___ Extracted data ___

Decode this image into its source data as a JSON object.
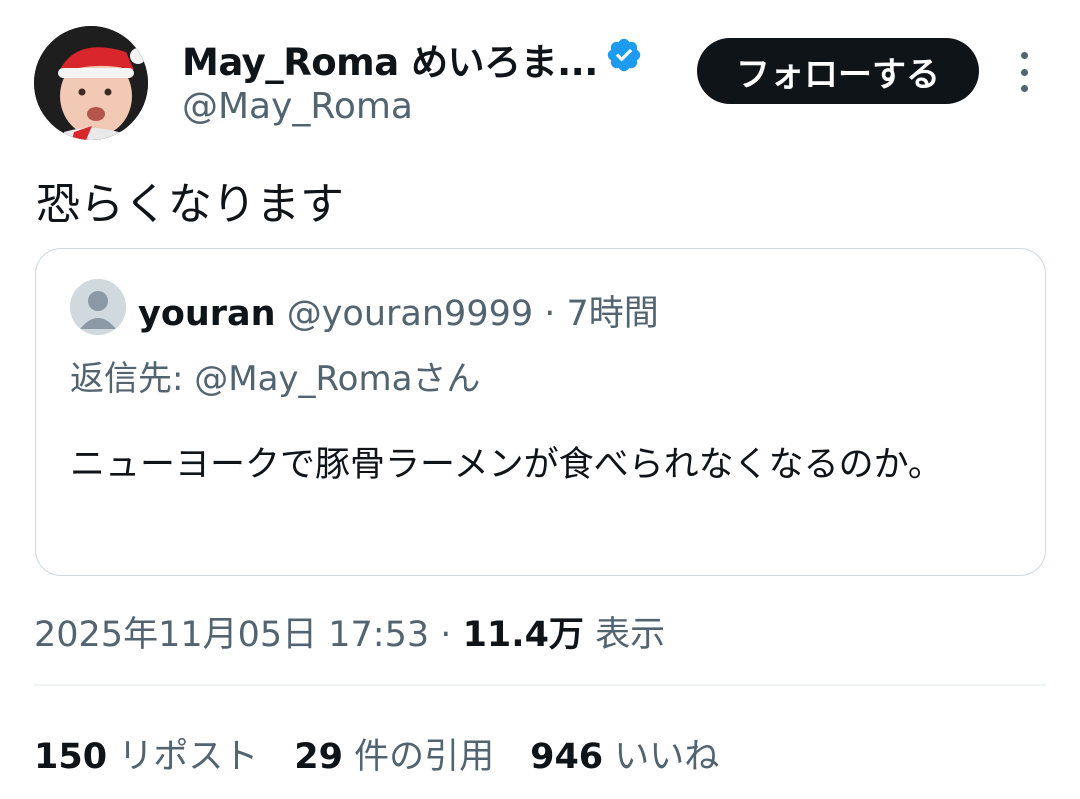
{
  "author": {
    "display_name": "May_Roma めいろま...",
    "handle": "@May_Roma"
  },
  "follow_button": {
    "label": "フォローする"
  },
  "tweet": {
    "text": "恐らくなります"
  },
  "quoted": {
    "name": "youran",
    "meta": "@youran9999 · 7時間",
    "reply_to": "返信先: @May_Romaさん",
    "text": "ニューヨークで豚骨ラーメンが食べられなくなるのか。"
  },
  "timestamp": {
    "datetime": "2025年11月05日 17:53",
    "separator": "·",
    "views": "11.4万",
    "views_label": "表示"
  },
  "stats": {
    "reposts": "150",
    "reposts_label": "リポスト",
    "quotes": "29",
    "quotes_label": "件の引用",
    "likes": "946",
    "likes_label": "いいね"
  },
  "colors": {
    "text_primary": "#0f1419",
    "text_secondary": "#536471",
    "border": "#cfd9de",
    "verified": "#1d9bf0",
    "follow_bg": "#0f1419"
  }
}
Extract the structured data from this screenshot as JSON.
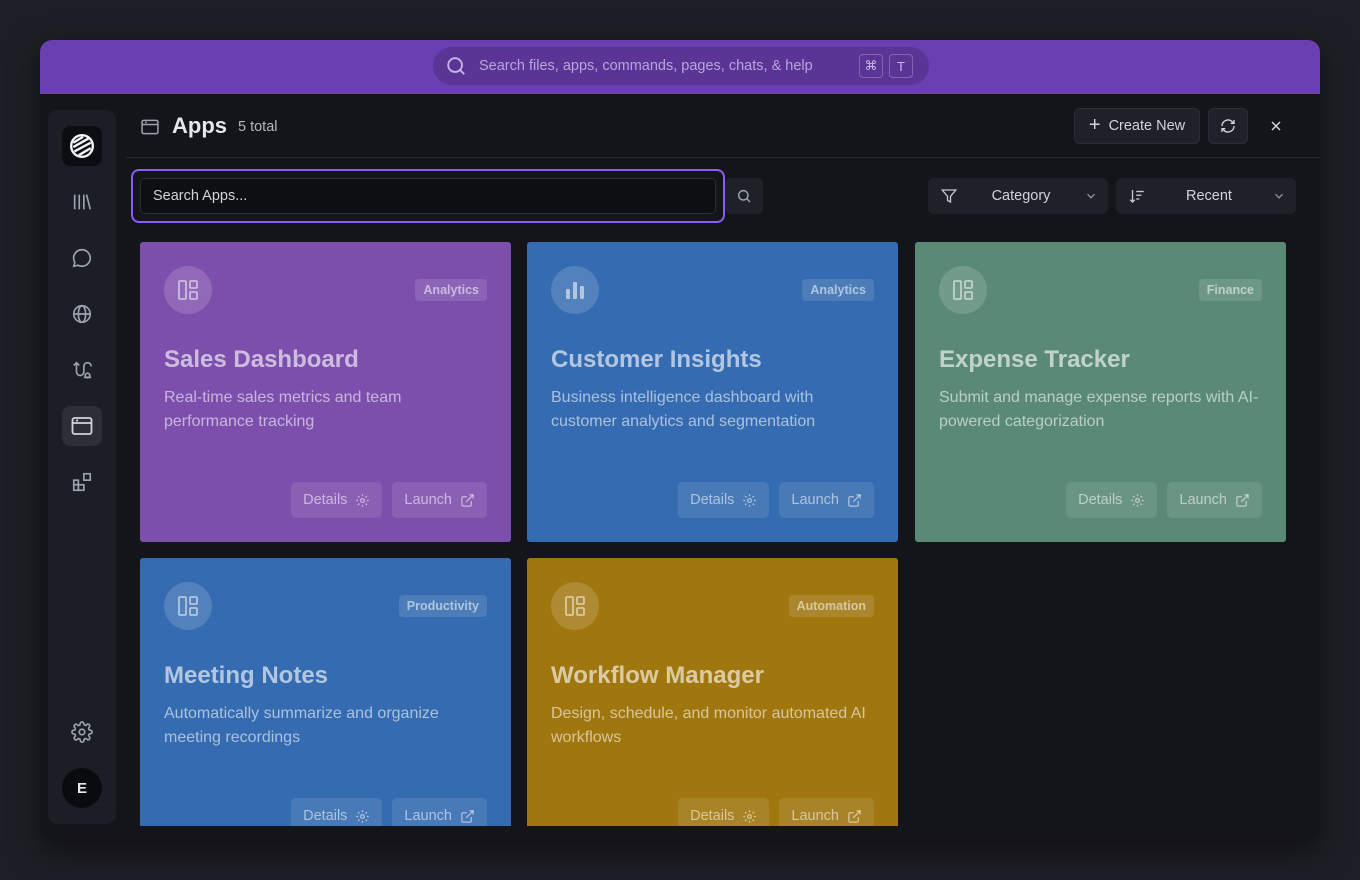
{
  "topbar": {
    "search_placeholder": "Search files, apps, commands, pages, chats, & help",
    "shortcut_keys": [
      "⌘",
      "T"
    ]
  },
  "sidebar": {
    "items": [
      {
        "name": "logo",
        "icon": "stack-logo-icon"
      },
      {
        "name": "library",
        "icon": "library-icon"
      },
      {
        "name": "chat",
        "icon": "chat-bubble-icon"
      },
      {
        "name": "web",
        "icon": "globe-icon"
      },
      {
        "name": "workflows",
        "icon": "route-icon"
      },
      {
        "name": "apps",
        "icon": "app-window-icon",
        "active": true
      },
      {
        "name": "integrations",
        "icon": "blocks-icon"
      },
      {
        "name": "settings",
        "icon": "gear-icon"
      }
    ],
    "avatar_initial": "E"
  },
  "header": {
    "title": "Apps",
    "count": "5 total",
    "create_label": "Create New"
  },
  "search": {
    "placeholder": "Search Apps..."
  },
  "filters": {
    "category_label": "Category",
    "sort_label": "Recent"
  },
  "cards": [
    {
      "title": "Sales Dashboard",
      "badge": "Analytics",
      "description": "Real-time sales metrics and team performance tracking",
      "color": "#7d4fad",
      "icon": "layout-dashboard-icon",
      "details_label": "Details",
      "launch_label": "Launch"
    },
    {
      "title": "Customer Insights",
      "badge": "Analytics",
      "description": "Business intelligence dashboard with customer analytics and segmentation",
      "color": "#356bb0",
      "icon": "bar-chart-icon",
      "details_label": "Details",
      "launch_label": "Launch"
    },
    {
      "title": "Expense Tracker",
      "badge": "Finance",
      "description": "Submit and manage expense reports with AI-powered categorization",
      "color": "#5a8a76",
      "icon": "layout-dashboard-icon",
      "details_label": "Details",
      "launch_label": "Launch"
    },
    {
      "title": "Meeting Notes",
      "badge": "Productivity",
      "description": "Automatically summarize and organize meeting recordings",
      "color": "#356bb0",
      "icon": "layout-dashboard-icon",
      "details_label": "Details",
      "launch_label": "Launch"
    },
    {
      "title": "Workflow Manager",
      "badge": "Automation",
      "description": "Design, schedule, and monitor automated AI workflows",
      "color": "#a0760f",
      "icon": "layout-dashboard-icon",
      "details_label": "Details",
      "launch_label": "Launch"
    }
  ]
}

___

**What is being asked:** Write out all the entries again, word for word, and print no images.

**Answer:**
Decode this image into its source data as a JSON object.
{
  "author": {
    "display_name": "May_Roma めいろま...",
    "handle": "@May_Roma"
  },
  "follow_button": {
    "label": "フォローする"
  },
  "tweet": {
    "text": "恐らくなります"
  },
  "quoted": {
    "name": "youran",
    "meta": "@youran9999 · 7時間",
    "reply_to": "返信先: @May_Romaさん",
    "text": "ニューヨークで豚骨ラーメンが食べられなくなるのか。"
  },
  "timestamp": {
    "datetime": "2025年11月05日 17:53",
    "separator": "·",
    "views": "11.4万",
    "views_label": "表示"
  },
  "stats": {
    "reposts": "150",
    "reposts_label": "リポスト",
    "quotes": "29",
    "quotes_label": "件の引用",
    "likes": "946",
    "likes_label": "いいね"
  },
  "colors": {
    "text_primary": "#0f1419",
    "text_secondary": "#536471",
    "border": "#cfd9de",
    "verified": "#1d9bf0",
    "follow_bg": "#0f1419"
  }
}
Extract the structured data from this screenshot as JSON.
{
  "topbar": {
    "search_placeholder": "Search files, apps, commands, pages, chats, & help",
    "shortcut_keys": [
      "⌘",
      "T"
    ]
  },
  "sidebar": {
    "items": [
      {
        "name": "logo",
        "icon": "stack-logo-icon"
      },
      {
        "name": "library",
        "icon": "library-icon"
      },
      {
        "name": "chat",
        "icon": "chat-bubble-icon"
      },
      {
        "name": "web",
        "icon": "globe-icon"
      },
      {
        "name": "workflows",
        "icon": "route-icon"
      },
      {
        "name": "apps",
        "icon": "app-window-icon",
        "active": true
      },
      {
        "name": "integrations",
        "icon": "blocks-icon"
      },
      {
        "name": "settings",
        "icon": "gear-icon"
      }
    ],
    "avatar_initial": "E"
  },
  "header": {
    "title": "Apps",
    "count": "5 total",
    "create_label": "Create New"
  },
  "search": {
    "placeholder": "Search Apps..."
  },
  "filters": {
    "category_label": "Category",
    "sort_label": "Recent"
  },
  "cards": [
    {
      "title": "Sales Dashboard",
      "badge": "Analytics",
      "description": "Real-time sales metrics and team performance tracking",
      "color": "#7d4fad",
      "icon": "layout-dashboard-icon",
      "details_label": "Details",
      "launch_label": "Launch"
    },
    {
      "title": "Customer Insights",
      "badge": "Analytics",
      "description": "Business intelligence dashboard with customer analytics and segmentation",
      "color": "#356bb0",
      "icon": "bar-chart-icon",
      "details_label": "Details",
      "launch_label": "Launch"
    },
    {
      "title": "Expense Tracker",
      "badge": "Finance",
      "description": "Submit and manage expense reports with AI-powered categorization",
      "color": "#5a8a76",
      "icon": "layout-dashboard-icon",
      "details_label": "Details",
      "launch_label": "Launch"
    },
    {
      "title": "Meeting Notes",
      "badge": "Productivity",
      "description": "Automatically summarize and organize meeting recordings",
      "color": "#356bb0",
      "icon": "layout-dashboard-icon",
      "details_label": "Details",
      "launch_label": "Launch"
    },
    {
      "title": "Workflow Manager",
      "badge": "Automation",
      "description": "Design, schedule, and monitor automated AI workflows",
      "color": "#a0760f",
      "icon": "layout-dashboard-icon",
      "details_label": "Details",
      "launch_label": "Launch"
    }
  ]
}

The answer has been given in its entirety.